begin

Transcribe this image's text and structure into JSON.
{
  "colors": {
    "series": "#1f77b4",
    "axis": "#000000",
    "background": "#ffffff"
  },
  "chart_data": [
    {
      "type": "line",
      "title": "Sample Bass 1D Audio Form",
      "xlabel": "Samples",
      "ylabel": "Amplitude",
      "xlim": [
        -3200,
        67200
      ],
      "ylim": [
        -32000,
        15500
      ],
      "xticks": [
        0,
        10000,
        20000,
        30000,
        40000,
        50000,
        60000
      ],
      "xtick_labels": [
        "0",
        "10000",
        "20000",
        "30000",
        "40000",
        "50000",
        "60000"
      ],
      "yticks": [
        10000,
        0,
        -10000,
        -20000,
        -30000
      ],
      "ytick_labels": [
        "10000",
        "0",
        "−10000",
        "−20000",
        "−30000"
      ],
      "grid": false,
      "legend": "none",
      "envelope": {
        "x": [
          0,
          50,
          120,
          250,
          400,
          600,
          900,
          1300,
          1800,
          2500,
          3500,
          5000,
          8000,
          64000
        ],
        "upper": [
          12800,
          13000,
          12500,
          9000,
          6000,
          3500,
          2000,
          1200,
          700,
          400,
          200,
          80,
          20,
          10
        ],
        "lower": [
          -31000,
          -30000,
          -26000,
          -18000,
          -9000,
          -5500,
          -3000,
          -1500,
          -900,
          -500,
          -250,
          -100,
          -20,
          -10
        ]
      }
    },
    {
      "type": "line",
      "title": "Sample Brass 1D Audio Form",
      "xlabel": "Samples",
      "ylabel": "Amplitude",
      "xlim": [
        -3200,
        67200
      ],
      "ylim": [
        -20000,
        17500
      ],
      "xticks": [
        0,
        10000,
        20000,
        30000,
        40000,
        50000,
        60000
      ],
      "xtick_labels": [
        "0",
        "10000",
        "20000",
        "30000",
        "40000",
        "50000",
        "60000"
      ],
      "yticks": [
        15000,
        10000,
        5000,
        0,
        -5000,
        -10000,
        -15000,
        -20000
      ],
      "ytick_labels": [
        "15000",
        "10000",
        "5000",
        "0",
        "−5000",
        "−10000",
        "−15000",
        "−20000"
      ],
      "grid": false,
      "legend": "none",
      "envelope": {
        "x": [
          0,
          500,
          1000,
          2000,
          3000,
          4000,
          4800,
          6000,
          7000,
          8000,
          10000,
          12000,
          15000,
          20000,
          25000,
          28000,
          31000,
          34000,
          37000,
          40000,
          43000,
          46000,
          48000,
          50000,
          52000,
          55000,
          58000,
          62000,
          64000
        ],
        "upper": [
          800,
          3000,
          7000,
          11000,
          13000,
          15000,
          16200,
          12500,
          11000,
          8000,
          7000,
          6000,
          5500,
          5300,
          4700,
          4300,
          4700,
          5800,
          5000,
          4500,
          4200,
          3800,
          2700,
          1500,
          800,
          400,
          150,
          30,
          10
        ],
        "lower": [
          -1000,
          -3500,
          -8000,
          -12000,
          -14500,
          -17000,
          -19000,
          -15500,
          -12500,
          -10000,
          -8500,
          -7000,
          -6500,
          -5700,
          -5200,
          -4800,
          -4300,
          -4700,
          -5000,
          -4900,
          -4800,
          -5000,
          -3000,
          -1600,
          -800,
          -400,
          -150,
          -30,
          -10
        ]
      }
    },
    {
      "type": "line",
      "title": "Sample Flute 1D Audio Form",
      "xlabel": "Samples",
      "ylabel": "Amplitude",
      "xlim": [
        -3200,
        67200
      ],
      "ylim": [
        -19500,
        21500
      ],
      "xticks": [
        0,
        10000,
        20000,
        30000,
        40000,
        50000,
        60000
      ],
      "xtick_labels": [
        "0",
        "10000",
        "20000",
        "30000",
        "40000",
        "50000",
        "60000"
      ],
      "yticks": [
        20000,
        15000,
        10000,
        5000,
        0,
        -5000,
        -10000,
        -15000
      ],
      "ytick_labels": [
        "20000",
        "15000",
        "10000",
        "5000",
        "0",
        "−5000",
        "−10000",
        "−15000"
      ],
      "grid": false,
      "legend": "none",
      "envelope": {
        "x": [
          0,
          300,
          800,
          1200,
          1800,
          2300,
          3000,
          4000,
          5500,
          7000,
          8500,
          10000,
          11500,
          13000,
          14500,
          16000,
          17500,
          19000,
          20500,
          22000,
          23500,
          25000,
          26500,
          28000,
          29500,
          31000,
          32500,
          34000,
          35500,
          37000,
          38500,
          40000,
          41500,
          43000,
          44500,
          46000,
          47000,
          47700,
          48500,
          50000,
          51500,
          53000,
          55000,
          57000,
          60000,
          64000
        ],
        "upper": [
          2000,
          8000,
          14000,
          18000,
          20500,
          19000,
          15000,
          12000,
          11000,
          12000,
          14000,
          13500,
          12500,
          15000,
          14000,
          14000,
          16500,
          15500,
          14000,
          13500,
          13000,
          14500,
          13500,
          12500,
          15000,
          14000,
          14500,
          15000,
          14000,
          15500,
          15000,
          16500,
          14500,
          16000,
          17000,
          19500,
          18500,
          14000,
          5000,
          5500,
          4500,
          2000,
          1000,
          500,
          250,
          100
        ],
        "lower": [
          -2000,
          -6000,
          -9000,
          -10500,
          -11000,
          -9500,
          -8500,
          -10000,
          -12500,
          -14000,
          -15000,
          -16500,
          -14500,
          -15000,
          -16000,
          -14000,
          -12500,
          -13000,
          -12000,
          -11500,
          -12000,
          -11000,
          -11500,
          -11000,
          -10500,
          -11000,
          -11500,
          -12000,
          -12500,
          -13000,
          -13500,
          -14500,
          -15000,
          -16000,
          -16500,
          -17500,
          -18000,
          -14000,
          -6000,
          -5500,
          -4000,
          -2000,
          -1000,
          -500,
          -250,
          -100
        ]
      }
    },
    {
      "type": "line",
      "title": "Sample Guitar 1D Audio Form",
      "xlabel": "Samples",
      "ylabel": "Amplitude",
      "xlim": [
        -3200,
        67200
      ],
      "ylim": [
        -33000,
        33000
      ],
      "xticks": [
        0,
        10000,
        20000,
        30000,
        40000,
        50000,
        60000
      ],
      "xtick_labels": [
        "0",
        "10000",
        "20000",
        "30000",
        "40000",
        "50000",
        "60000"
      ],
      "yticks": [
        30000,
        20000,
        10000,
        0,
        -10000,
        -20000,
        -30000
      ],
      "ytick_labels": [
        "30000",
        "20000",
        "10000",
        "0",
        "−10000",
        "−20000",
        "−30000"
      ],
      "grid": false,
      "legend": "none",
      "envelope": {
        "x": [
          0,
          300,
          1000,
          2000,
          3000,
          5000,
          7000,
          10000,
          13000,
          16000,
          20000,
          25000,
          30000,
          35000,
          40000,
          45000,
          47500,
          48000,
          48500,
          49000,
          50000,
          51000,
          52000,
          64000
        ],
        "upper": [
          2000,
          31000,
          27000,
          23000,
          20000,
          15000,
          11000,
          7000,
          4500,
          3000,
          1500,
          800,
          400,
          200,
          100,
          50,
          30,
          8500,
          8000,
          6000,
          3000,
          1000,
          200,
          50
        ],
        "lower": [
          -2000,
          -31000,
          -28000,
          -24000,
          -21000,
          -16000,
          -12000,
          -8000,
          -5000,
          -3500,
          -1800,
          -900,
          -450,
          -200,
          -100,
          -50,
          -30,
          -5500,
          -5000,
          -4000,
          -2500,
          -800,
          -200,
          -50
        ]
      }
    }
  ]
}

end

REQUIRED TASK: From the material above, copy each line that includes the word "title".

CORRECT ANSWER:
      "title": "Sample Bass 1D Audio Form",
      "title": "Sample Brass 1D Audio Form",
      "title": "Sample Flute 1D Audio Form",
      "title": "Sample Guitar 1D Audio Form",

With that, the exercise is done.